WORK TO BE COMPLETED:
Only a number is wanted here: the number of lines of the data that include "JSON".

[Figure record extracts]
● ● ● ●

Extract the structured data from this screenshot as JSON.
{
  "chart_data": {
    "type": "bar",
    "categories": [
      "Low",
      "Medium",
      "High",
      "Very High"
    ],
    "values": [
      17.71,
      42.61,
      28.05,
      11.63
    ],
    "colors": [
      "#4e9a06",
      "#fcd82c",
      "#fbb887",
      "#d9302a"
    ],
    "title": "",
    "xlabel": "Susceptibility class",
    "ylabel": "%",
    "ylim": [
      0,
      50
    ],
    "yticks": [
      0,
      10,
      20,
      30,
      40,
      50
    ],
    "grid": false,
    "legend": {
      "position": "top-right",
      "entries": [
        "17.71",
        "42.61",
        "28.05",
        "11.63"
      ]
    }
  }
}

● ● ● ●

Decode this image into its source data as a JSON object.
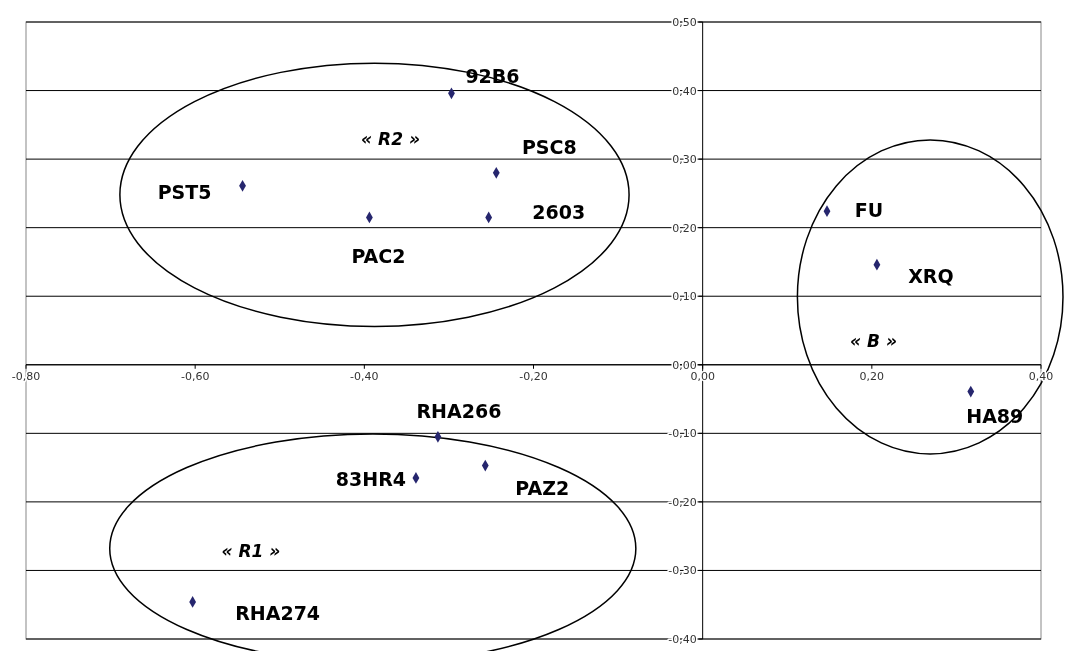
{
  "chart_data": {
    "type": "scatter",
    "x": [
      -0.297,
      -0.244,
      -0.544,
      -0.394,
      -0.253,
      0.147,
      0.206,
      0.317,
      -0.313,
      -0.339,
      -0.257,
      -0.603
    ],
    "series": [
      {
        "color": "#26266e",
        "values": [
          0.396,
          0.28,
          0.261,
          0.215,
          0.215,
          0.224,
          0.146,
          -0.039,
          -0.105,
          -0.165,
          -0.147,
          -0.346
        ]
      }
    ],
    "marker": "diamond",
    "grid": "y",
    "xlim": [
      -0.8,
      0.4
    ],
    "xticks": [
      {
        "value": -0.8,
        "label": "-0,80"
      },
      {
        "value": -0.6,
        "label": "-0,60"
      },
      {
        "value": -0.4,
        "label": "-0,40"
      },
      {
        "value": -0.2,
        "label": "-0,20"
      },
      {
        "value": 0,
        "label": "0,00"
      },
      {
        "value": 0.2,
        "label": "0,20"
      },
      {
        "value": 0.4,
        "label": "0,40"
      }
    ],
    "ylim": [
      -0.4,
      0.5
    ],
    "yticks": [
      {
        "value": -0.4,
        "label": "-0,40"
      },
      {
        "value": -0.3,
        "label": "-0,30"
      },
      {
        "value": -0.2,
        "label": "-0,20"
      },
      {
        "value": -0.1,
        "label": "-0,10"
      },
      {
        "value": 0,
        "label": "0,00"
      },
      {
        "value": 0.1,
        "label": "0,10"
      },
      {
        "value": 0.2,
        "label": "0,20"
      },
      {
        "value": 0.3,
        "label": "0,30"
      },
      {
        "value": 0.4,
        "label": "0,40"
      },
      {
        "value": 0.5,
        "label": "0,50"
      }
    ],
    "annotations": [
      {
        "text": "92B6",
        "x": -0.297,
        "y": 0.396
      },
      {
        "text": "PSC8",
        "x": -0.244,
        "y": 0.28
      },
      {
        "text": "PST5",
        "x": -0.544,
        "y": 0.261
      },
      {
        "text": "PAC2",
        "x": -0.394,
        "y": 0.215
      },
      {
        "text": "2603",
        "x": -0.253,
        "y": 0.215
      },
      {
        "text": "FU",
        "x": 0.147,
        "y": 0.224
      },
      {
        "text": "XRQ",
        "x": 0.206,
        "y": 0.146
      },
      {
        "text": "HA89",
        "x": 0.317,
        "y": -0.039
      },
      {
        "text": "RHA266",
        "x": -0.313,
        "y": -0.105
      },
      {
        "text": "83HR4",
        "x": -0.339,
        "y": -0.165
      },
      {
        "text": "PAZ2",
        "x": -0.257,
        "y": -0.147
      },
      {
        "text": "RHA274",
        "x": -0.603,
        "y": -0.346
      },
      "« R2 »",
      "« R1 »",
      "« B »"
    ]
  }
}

● ● ● ●

WRITTEN SOLUTION:
2